Extract every line below that contains the word "Variable".

--- begin Records ---

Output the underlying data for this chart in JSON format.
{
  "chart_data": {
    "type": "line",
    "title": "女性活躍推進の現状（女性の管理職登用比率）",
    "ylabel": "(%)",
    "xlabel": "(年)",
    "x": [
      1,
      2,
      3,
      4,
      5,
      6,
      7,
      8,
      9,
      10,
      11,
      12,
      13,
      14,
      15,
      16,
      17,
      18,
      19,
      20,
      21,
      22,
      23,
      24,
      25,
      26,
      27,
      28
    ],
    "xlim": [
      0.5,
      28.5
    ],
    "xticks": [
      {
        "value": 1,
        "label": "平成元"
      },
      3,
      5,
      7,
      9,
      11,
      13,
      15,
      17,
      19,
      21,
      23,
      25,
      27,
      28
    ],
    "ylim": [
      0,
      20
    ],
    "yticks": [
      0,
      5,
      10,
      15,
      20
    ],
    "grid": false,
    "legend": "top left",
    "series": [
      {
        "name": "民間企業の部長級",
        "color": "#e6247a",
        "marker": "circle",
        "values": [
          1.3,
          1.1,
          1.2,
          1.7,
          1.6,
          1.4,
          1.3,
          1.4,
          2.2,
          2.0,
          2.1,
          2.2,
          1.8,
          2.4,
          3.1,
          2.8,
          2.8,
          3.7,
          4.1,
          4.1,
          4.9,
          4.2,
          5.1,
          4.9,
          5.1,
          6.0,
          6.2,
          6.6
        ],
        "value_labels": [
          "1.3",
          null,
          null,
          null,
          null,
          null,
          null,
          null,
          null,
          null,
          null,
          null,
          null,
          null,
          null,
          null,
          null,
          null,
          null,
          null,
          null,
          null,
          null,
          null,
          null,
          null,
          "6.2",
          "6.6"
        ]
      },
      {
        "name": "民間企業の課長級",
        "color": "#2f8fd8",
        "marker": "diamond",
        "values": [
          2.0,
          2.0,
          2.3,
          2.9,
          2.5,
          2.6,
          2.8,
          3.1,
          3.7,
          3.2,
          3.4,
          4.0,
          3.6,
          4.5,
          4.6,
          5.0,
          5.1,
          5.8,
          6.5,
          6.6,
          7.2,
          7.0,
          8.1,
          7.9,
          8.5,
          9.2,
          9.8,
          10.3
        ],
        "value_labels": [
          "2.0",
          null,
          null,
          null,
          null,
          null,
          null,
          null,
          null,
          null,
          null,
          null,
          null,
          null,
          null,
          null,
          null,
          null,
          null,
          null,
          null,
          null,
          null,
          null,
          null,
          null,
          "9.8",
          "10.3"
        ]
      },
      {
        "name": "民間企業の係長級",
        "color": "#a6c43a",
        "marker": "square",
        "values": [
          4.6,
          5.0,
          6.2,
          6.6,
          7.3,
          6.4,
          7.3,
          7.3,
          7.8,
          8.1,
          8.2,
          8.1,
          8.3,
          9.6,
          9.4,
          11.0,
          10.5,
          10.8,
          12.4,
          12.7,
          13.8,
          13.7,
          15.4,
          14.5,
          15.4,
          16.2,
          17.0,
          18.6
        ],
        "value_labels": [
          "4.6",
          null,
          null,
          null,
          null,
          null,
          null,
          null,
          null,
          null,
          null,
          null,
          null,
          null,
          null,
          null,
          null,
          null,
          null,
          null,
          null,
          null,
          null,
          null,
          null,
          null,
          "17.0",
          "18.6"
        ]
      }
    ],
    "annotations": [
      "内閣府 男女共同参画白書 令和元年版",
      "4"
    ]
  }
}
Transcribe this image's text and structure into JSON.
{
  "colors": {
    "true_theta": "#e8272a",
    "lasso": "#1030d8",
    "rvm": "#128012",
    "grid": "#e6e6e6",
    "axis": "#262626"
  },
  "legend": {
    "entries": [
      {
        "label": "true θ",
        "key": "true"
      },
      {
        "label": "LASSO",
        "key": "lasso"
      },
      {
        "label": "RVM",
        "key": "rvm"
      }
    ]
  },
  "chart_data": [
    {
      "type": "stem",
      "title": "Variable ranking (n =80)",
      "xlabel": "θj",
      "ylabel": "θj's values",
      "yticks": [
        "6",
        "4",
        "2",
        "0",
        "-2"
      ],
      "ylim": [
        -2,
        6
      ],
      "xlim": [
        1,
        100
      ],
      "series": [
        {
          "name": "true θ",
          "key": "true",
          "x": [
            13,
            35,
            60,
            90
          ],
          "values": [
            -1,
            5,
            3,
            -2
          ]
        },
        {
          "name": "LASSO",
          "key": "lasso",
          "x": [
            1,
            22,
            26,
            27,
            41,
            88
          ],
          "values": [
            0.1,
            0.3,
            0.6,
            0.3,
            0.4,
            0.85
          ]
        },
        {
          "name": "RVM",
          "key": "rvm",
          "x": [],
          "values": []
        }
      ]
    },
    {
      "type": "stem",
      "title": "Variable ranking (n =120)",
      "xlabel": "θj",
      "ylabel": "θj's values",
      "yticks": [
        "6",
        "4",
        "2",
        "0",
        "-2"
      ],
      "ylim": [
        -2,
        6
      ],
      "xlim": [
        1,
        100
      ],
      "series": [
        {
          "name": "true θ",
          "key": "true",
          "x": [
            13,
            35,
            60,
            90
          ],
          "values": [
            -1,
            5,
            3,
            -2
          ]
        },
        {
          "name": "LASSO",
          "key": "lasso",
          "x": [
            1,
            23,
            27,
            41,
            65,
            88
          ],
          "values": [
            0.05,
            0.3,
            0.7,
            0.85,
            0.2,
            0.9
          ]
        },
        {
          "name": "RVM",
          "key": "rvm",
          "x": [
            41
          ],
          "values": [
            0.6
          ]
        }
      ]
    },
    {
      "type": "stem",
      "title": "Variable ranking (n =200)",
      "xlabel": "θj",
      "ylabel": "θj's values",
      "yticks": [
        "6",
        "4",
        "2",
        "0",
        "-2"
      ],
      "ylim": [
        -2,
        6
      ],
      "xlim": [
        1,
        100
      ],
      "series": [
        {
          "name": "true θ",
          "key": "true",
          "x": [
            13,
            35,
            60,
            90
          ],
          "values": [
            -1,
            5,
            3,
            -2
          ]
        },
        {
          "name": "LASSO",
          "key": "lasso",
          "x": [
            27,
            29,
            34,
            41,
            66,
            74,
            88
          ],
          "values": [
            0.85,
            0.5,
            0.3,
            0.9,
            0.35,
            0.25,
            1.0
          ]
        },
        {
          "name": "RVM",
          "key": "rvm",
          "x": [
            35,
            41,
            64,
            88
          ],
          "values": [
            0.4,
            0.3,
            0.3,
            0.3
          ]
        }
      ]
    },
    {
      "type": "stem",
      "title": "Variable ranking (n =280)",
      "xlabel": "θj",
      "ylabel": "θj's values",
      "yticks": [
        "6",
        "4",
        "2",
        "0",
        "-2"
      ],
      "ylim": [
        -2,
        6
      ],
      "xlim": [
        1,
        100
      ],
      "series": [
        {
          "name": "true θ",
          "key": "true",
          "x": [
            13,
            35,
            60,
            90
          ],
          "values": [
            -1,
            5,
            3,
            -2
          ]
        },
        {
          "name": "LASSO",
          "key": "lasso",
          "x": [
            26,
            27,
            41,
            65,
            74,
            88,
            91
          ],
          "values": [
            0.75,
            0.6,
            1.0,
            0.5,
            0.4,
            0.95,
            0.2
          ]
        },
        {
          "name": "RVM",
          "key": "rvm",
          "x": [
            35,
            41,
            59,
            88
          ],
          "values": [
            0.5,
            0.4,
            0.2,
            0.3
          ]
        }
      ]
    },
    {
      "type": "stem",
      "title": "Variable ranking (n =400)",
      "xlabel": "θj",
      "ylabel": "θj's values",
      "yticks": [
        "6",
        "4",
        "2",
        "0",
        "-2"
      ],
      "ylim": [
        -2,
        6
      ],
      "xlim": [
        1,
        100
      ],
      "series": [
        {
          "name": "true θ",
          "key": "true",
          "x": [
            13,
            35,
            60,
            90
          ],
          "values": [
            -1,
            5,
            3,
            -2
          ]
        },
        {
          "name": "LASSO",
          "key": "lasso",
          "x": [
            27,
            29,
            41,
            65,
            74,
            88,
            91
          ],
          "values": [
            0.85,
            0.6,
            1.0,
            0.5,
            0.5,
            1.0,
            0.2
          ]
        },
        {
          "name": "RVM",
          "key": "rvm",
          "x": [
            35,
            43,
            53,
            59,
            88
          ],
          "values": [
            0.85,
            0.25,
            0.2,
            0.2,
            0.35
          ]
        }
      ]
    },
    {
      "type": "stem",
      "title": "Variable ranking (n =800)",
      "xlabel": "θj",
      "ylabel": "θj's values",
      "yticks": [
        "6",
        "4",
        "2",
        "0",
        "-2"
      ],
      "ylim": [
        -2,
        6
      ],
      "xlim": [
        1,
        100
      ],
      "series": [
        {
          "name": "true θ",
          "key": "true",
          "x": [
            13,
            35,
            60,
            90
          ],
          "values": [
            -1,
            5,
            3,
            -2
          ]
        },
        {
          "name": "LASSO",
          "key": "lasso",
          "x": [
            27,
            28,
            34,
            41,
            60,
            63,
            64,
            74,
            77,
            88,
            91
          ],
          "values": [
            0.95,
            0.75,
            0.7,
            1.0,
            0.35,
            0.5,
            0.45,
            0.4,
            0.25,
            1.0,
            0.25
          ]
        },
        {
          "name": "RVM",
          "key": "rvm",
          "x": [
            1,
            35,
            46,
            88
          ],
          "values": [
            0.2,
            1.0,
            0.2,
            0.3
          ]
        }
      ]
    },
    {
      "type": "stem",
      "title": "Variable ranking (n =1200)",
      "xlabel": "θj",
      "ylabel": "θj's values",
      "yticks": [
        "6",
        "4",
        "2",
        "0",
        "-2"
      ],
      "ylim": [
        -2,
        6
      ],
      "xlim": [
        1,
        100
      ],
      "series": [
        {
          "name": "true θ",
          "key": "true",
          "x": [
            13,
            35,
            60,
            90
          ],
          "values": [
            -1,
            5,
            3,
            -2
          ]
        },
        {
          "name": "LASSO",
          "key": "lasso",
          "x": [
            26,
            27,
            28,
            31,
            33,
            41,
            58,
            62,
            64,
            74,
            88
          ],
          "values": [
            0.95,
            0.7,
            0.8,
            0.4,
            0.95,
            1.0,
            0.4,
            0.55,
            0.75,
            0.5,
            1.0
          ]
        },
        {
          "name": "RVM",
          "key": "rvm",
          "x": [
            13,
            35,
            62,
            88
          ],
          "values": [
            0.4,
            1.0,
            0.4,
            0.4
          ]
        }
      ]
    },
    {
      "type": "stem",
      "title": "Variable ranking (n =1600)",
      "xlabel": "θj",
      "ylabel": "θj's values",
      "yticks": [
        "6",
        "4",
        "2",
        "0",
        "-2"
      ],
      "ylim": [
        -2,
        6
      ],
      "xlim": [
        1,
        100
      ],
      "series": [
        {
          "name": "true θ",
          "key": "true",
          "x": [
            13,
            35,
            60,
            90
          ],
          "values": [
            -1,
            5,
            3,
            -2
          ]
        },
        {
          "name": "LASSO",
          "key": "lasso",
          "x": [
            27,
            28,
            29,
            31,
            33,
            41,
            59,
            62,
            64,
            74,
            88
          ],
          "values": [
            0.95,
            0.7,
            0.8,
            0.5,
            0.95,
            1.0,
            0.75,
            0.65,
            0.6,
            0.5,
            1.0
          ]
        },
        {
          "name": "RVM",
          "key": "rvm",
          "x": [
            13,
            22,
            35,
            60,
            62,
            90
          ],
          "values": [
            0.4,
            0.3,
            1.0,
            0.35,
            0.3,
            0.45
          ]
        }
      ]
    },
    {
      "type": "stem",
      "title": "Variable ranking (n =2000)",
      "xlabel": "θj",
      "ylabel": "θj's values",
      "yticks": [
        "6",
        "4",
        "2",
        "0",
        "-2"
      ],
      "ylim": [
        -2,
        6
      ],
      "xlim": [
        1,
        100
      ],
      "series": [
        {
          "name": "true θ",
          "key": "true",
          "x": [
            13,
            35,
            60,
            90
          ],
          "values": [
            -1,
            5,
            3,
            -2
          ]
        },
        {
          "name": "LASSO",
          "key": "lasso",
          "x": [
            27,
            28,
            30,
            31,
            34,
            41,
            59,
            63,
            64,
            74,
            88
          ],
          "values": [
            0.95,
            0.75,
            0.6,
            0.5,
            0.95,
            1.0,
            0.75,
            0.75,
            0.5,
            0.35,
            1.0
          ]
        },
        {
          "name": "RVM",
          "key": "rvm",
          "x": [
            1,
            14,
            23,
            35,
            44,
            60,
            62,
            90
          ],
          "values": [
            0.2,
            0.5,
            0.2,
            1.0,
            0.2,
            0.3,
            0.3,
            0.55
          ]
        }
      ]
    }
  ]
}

--- end Records ---

■ Response to the task ■
      "title": "Variable ranking (n =80)",
      "title": "Variable ranking (n =120)",
      "title": "Variable ranking (n =200)",
      "title": "Variable ranking (n =280)",
      "title": "Variable ranking (n =400)",
      "title": "Variable ranking (n =800)",
      "title": "Variable ranking (n =1200)",
      "title": "Variable ranking (n =1600)",
      "title": "Variable ranking (n =2000)",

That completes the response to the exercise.